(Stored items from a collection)
◆ ◆ ◆ ◆

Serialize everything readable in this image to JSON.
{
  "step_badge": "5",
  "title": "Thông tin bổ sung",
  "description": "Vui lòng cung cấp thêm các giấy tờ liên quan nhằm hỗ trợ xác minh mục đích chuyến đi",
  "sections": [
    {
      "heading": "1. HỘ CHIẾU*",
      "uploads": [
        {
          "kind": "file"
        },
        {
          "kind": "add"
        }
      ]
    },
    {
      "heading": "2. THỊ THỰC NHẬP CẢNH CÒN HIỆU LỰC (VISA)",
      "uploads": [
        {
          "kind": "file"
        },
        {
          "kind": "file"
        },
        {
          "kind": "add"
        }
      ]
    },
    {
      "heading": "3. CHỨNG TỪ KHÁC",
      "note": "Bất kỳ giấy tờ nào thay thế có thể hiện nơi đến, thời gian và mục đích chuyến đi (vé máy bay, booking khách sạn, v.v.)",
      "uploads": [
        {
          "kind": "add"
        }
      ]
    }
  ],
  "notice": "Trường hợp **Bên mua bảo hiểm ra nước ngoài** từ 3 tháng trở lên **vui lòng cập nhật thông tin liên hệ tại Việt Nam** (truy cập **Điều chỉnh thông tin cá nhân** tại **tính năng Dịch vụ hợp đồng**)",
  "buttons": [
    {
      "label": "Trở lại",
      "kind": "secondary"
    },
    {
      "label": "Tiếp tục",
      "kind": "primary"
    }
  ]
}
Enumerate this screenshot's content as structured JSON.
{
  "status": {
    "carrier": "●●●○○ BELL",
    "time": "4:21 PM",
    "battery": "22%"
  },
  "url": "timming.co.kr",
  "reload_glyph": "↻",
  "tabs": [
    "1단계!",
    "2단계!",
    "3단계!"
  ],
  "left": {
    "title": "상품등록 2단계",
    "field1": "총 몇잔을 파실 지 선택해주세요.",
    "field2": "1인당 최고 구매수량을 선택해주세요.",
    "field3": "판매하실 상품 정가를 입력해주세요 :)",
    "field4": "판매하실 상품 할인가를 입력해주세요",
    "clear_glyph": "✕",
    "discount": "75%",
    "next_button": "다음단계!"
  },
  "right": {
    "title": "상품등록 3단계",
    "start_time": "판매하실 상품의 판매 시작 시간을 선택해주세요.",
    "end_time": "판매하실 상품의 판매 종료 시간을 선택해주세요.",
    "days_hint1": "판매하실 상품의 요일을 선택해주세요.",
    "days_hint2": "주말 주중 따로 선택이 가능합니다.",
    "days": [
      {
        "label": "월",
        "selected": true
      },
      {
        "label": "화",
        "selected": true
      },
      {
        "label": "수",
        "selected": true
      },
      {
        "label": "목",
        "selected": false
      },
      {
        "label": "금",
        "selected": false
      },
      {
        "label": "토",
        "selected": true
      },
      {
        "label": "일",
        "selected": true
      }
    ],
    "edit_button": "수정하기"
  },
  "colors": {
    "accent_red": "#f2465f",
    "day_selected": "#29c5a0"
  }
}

◆ ◆ ◆ ◆

Write every record out again, unaltered.

Serialize everything readable in this image to JSON.
{
  "step_badge": "5",
  "title": "Thông tin bổ sung",
  "description": "Vui lòng cung cấp thêm các giấy tờ liên quan nhằm hỗ trợ xác minh mục đích chuyến đi",
  "sections": [
    {
      "heading": "1. HỘ CHIẾU*",
      "uploads": [
        {
          "kind": "file"
        },
        {
          "kind": "add"
        }
      ]
    },
    {
      "heading": "2. THỊ THỰC NHẬP CẢNH CÒN HIỆU LỰC (VISA)",
      "uploads": [
        {
          "kind": "file"
        },
        {
          "kind": "file"
        },
        {
          "kind": "add"
        }
      ]
    },
    {
      "heading": "3. CHỨNG TỪ KHÁC",
      "note": "Bất kỳ giấy tờ nào thay thế có thể hiện nơi đến, thời gian và mục đích chuyến đi (vé máy bay, booking khách sạn, v.v.)",
      "uploads": [
        {
          "kind": "add"
        }
      ]
    }
  ],
  "notice": "Trường hợp **Bên mua bảo hiểm ra nước ngoài** từ 3 tháng trở lên **vui lòng cập nhật thông tin liên hệ tại Việt Nam** (truy cập **Điều chỉnh thông tin cá nhân** tại **tính năng Dịch vụ hợp đồng**)",
  "buttons": [
    {
      "label": "Trở lại",
      "kind": "secondary"
    },
    {
      "label": "Tiếp tục",
      "kind": "primary"
    }
  ]
}
Enumerate this screenshot's content as structured JSON.
{
  "status": {
    "carrier": "●●●○○ BELL",
    "time": "4:21 PM",
    "battery": "22%"
  },
  "url": "timming.co.kr",
  "reload_glyph": "↻",
  "tabs": [
    "1단계!",
    "2단계!",
    "3단계!"
  ],
  "left": {
    "title": "상품등록 2단계",
    "field1": "총 몇잔을 파실 지 선택해주세요.",
    "field2": "1인당 최고 구매수량을 선택해주세요.",
    "field3": "판매하실 상품 정가를 입력해주세요 :)",
    "field4": "판매하실 상품 할인가를 입력해주세요",
    "clear_glyph": "✕",
    "discount": "75%",
    "next_button": "다음단계!"
  },
  "right": {
    "title": "상품등록 3단계",
    "start_time": "판매하실 상품의 판매 시작 시간을 선택해주세요.",
    "end_time": "판매하실 상품의 판매 종료 시간을 선택해주세요.",
    "days_hint1": "판매하실 상품의 요일을 선택해주세요.",
    "days_hint2": "주말 주중 따로 선택이 가능합니다.",
    "days": [
      {
        "label": "월",
        "selected": true
      },
      {
        "label": "화",
        "selected": true
      },
      {
        "label": "수",
        "selected": true
      },
      {
        "label": "목",
        "selected": false
      },
      {
        "label": "금",
        "selected": false
      },
      {
        "label": "토",
        "selected": true
      },
      {
        "label": "일",
        "selected": true
      }
    ],
    "edit_button": "수정하기"
  },
  "colors": {
    "accent_red": "#f2465f",
    "day_selected": "#29c5a0"
  }
}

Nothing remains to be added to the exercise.